— start of Records —

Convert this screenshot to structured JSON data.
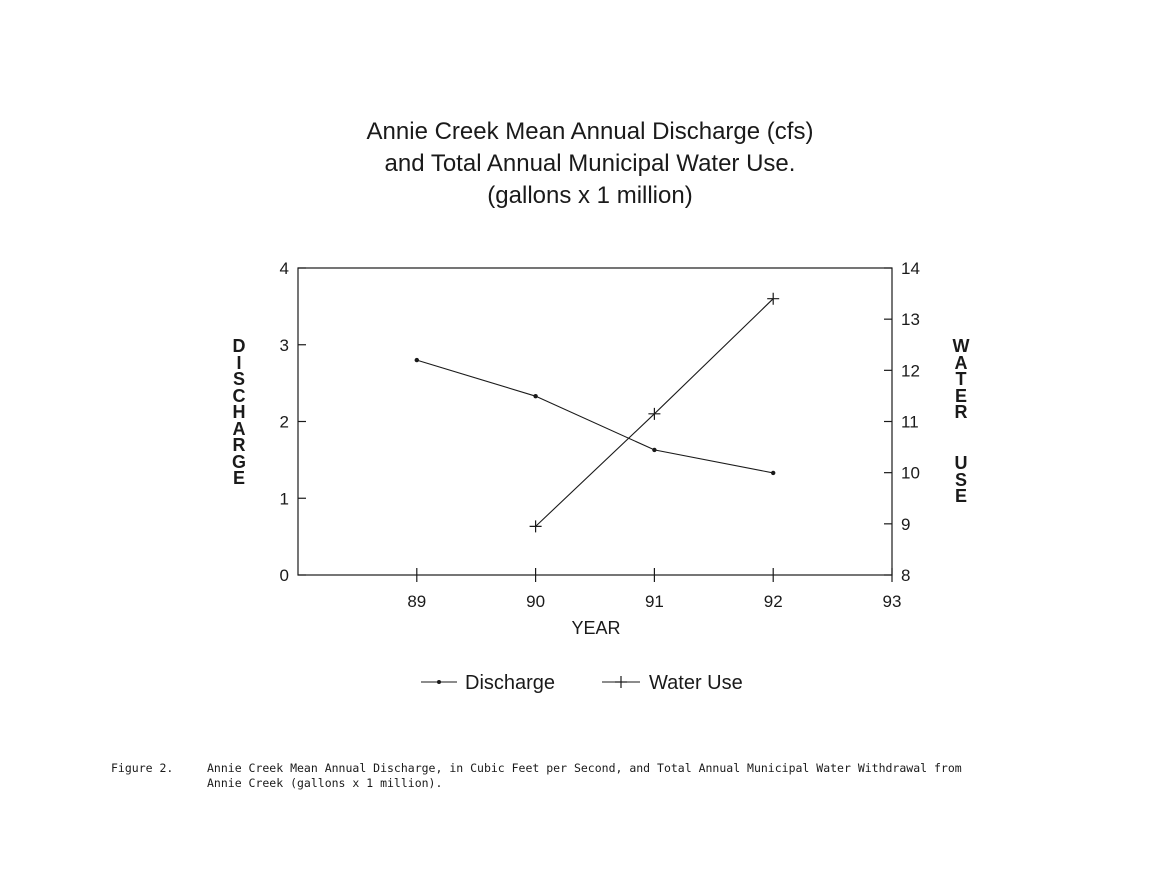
{
  "chart_data": {
    "type": "line",
    "title_lines": [
      "Annie Creek Mean Annual Discharge (cfs)",
      "and Total Annual Municipal Water Use.",
      "(gallons x 1 million)"
    ],
    "xlabel": "YEAR",
    "ylabel_left": "DISCHARGE",
    "ylabel_right_top": "WATER",
    "ylabel_right_bottom": "USE",
    "xlim": [
      88,
      93
    ],
    "ylim_left": [
      0,
      4
    ],
    "ylim_right": [
      8,
      14
    ],
    "x_ticks": [
      89,
      90,
      91,
      92,
      93
    ],
    "y_ticks_left": [
      0,
      1,
      2,
      3,
      4
    ],
    "y_ticks_right": [
      8,
      9,
      10,
      11,
      12,
      13,
      14
    ],
    "grid": false,
    "legend_position": "bottom",
    "series": [
      {
        "name": "Discharge",
        "axis": "left",
        "marker": "dot",
        "x": [
          89,
          90,
          91,
          92
        ],
        "y": [
          2.8,
          2.33,
          1.63,
          1.33
        ]
      },
      {
        "name": "Water Use",
        "axis": "right",
        "marker": "plus",
        "x": [
          90,
          91,
          92
        ],
        "y": [
          8.95,
          11.15,
          13.4
        ]
      }
    ]
  },
  "caption": {
    "label": "Figure 2.",
    "text": "Annie Creek Mean Annual Discharge, in Cubic Feet per Second, and Total Annual Municipal Water Withdrawal from\nAnnie Creek (gallons x 1 million)."
  },
  "colors": {
    "ink": "#1a1a1a",
    "background": "#ffffff"
  }
}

— end of Records —

§ Request:
Skip the pictures and transcribe the rest of the records exactly.

§ Solution to this task:
Convert this screenshot to structured JSON data.
{
  "chart_data": {
    "type": "line",
    "title_lines": [
      "Annie Creek Mean Annual Discharge (cfs)",
      "and Total Annual Municipal Water Use.",
      "(gallons x 1 million)"
    ],
    "xlabel": "YEAR",
    "ylabel_left": "DISCHARGE",
    "ylabel_right_top": "WATER",
    "ylabel_right_bottom": "USE",
    "xlim": [
      88,
      93
    ],
    "ylim_left": [
      0,
      4
    ],
    "ylim_right": [
      8,
      14
    ],
    "x_ticks": [
      89,
      90,
      91,
      92,
      93
    ],
    "y_ticks_left": [
      0,
      1,
      2,
      3,
      4
    ],
    "y_ticks_right": [
      8,
      9,
      10,
      11,
      12,
      13,
      14
    ],
    "grid": false,
    "legend_position": "bottom",
    "series": [
      {
        "name": "Discharge",
        "axis": "left",
        "marker": "dot",
        "x": [
          89,
          90,
          91,
          92
        ],
        "y": [
          2.8,
          2.33,
          1.63,
          1.33
        ]
      },
      {
        "name": "Water Use",
        "axis": "right",
        "marker": "plus",
        "x": [
          90,
          91,
          92
        ],
        "y": [
          8.95,
          11.15,
          13.4
        ]
      }
    ]
  },
  "caption": {
    "label": "Figure 2.",
    "text": "Annie Creek Mean Annual Discharge, in Cubic Feet per Second, and Total Annual Municipal Water Withdrawal from\nAnnie Creek (gallons x 1 million)."
  },
  "colors": {
    "ink": "#1a1a1a",
    "background": "#ffffff"
  }
}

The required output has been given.